- Problem description: Show every line in the entries below where the word "which" appears.

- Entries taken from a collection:
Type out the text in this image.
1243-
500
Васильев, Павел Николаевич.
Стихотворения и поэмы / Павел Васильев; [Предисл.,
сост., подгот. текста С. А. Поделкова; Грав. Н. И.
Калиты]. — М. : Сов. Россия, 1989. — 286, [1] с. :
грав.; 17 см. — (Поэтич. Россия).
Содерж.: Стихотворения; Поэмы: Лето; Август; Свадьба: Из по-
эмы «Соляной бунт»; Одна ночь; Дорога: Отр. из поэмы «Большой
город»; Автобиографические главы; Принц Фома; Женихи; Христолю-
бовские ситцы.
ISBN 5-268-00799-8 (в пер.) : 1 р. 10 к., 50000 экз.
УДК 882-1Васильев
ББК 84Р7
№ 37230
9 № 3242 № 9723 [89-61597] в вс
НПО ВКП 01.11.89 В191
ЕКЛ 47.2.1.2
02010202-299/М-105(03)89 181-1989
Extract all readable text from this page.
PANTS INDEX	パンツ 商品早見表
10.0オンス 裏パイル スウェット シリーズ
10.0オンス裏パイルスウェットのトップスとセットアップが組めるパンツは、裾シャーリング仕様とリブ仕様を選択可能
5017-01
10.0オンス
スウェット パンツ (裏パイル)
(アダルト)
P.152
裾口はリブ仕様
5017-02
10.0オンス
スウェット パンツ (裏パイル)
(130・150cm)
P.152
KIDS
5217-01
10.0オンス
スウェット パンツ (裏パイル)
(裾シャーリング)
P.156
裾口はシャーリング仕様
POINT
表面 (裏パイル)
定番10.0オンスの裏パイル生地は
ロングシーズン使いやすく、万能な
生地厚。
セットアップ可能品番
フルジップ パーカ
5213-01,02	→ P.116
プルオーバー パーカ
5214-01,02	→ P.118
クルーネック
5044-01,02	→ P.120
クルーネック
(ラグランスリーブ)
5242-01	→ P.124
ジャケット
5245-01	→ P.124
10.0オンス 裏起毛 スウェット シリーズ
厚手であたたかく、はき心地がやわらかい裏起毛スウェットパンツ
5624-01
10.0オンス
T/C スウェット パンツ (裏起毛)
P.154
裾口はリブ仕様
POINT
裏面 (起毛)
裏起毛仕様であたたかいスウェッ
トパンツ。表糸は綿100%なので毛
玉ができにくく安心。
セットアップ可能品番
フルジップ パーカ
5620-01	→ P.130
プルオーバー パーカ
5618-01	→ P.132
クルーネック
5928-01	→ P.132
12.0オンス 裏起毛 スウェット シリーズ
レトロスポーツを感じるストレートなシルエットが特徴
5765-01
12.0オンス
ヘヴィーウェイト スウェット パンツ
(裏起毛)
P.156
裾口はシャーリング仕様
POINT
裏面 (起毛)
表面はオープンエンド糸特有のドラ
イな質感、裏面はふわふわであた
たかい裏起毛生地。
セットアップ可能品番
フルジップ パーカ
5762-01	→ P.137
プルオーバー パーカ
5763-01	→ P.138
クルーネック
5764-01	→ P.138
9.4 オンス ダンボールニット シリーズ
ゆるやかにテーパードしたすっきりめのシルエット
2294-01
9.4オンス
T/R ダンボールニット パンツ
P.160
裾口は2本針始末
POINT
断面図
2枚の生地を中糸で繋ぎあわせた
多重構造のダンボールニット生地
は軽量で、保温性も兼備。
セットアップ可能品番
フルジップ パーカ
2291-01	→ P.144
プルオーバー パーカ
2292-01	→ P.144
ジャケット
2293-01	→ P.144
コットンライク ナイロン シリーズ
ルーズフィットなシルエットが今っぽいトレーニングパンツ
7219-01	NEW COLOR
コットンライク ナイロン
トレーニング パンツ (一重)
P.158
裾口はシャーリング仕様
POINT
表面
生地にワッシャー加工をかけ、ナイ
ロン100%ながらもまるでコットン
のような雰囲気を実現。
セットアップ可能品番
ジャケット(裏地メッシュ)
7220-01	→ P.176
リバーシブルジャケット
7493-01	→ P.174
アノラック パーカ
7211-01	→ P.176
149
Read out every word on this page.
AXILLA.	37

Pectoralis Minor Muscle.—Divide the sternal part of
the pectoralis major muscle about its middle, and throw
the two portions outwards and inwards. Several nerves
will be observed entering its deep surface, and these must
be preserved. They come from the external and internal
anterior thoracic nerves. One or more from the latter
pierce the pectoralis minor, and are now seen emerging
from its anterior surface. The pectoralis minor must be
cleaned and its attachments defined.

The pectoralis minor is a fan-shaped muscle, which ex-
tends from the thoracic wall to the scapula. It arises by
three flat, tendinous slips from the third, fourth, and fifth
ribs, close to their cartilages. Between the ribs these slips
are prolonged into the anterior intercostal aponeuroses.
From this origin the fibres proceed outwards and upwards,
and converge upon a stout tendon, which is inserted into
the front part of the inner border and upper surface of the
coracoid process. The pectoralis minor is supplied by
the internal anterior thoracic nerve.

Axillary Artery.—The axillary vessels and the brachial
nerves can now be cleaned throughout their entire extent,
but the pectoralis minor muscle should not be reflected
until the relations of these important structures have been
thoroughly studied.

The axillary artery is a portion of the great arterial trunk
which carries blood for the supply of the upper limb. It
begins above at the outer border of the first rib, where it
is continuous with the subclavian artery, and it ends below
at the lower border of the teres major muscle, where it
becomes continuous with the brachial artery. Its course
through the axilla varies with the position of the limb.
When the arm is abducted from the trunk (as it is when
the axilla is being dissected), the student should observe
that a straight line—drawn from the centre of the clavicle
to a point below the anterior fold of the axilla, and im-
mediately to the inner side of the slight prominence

- Complete response:
The pectoralis minor is a fan-shaped muscle, which ex-
and converge upon a stout tendon, which is inserted into
which carries blood for the supply of the upper limb. It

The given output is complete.